(Collected data)
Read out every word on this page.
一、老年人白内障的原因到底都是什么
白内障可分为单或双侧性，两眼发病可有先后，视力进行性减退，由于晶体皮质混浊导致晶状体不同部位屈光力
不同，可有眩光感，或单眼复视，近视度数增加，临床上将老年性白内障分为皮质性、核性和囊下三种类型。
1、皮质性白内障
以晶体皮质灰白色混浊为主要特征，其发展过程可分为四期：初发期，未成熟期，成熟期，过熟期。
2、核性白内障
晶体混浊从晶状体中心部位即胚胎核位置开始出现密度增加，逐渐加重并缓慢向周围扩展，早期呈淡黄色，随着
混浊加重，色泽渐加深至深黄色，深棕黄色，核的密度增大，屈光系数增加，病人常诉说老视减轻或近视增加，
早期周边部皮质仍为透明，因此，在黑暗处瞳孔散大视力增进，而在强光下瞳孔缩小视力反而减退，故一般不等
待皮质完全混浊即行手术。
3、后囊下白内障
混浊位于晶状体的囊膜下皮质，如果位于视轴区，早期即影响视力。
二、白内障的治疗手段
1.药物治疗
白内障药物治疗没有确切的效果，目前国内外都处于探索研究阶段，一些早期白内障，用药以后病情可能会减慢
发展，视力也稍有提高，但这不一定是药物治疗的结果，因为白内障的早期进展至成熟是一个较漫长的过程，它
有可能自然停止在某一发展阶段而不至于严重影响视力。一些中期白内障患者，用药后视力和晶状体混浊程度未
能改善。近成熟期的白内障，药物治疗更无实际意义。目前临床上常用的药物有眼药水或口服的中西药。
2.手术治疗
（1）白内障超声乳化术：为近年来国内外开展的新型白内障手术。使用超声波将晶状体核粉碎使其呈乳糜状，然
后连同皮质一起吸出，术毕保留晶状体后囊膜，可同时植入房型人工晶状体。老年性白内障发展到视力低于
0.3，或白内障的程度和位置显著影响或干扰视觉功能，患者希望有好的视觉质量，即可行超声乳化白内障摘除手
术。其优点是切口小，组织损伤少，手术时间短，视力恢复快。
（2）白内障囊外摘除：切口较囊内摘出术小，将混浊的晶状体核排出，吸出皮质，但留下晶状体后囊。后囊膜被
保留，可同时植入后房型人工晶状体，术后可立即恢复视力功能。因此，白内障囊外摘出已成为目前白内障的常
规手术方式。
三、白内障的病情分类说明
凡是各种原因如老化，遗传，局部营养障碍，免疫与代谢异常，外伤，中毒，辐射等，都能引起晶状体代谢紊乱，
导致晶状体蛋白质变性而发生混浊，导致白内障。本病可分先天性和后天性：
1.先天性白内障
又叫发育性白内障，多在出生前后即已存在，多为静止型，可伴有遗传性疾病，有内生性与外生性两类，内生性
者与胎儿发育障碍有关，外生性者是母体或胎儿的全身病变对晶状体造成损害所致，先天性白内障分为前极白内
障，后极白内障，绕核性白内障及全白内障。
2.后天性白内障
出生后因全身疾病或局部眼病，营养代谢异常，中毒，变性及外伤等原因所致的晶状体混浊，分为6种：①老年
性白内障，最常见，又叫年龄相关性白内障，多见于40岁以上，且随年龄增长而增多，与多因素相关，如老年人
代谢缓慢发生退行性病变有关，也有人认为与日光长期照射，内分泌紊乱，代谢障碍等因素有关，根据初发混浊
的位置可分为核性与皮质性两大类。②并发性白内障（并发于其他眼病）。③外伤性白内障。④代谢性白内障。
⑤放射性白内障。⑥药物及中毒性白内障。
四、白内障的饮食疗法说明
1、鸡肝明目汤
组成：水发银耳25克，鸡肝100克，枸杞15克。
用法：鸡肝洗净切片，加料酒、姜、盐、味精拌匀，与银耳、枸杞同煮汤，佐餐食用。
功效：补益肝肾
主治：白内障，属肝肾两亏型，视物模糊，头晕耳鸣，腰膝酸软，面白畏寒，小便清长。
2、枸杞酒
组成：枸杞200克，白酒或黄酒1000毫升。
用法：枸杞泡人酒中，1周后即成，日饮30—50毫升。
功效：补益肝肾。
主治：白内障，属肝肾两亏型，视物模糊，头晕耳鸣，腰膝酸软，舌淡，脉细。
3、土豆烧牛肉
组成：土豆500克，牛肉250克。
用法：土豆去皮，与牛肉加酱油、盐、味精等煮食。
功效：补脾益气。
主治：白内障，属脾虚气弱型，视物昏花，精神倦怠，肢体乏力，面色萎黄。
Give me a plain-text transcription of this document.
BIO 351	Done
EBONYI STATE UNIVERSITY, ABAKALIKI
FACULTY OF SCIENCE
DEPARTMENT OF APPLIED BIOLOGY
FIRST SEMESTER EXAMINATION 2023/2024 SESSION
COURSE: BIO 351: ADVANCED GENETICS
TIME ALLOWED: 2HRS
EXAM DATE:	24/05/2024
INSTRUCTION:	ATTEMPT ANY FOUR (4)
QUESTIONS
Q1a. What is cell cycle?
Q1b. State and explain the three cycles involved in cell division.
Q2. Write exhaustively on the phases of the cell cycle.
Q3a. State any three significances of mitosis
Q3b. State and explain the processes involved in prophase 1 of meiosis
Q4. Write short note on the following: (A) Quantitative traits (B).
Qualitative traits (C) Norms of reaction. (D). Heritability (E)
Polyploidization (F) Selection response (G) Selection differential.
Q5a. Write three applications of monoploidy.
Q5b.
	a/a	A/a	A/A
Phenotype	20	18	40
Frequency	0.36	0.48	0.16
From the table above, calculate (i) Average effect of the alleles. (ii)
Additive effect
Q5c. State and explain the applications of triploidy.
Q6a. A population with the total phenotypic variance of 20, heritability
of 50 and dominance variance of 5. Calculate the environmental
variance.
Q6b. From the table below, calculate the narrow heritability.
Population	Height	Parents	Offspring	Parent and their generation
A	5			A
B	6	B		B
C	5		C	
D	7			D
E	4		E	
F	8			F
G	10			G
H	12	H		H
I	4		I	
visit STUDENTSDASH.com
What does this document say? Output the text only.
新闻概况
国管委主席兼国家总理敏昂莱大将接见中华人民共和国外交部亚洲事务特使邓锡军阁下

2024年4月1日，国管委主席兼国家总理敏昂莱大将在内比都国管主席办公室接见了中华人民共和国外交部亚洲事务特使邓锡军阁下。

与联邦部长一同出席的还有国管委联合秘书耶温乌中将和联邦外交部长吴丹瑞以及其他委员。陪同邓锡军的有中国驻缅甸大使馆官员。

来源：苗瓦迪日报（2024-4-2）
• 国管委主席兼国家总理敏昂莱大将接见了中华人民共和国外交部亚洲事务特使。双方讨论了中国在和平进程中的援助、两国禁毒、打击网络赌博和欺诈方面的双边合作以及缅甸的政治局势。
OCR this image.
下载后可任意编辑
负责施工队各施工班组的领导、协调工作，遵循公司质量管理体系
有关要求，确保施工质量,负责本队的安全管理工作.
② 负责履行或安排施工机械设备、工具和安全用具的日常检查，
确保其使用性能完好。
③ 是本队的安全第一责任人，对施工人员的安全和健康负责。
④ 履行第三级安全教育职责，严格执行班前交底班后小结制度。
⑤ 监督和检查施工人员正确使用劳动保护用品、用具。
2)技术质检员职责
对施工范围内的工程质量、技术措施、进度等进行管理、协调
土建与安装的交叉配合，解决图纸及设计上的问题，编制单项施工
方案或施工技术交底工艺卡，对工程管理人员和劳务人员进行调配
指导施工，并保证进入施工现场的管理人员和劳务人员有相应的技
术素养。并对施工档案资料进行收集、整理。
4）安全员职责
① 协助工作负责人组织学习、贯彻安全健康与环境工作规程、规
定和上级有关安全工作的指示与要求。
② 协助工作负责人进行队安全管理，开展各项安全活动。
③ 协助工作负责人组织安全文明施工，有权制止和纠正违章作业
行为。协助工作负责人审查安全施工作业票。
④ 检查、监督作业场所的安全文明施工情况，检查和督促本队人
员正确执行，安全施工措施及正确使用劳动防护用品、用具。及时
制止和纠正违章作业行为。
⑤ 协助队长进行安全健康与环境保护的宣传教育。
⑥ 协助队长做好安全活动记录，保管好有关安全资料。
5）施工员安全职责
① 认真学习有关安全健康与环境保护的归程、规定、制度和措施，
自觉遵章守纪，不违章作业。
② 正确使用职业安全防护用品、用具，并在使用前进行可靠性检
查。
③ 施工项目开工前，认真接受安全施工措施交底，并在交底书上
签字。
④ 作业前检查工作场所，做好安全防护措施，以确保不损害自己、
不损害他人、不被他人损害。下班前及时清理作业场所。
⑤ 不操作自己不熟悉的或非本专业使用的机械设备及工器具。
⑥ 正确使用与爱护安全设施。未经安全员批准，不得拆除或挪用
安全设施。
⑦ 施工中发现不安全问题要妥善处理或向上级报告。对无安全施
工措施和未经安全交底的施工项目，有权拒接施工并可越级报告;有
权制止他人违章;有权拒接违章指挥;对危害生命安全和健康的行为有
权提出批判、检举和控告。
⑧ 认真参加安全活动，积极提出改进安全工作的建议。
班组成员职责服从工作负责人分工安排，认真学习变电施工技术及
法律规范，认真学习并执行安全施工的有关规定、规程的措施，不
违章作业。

= Problem description =
Find the lines holding "this" and list every one.

= Solution =
Read out every word on this page.
Give me a plain-text transcription of this document.
What does this document say? Output the text only.
OCR this image.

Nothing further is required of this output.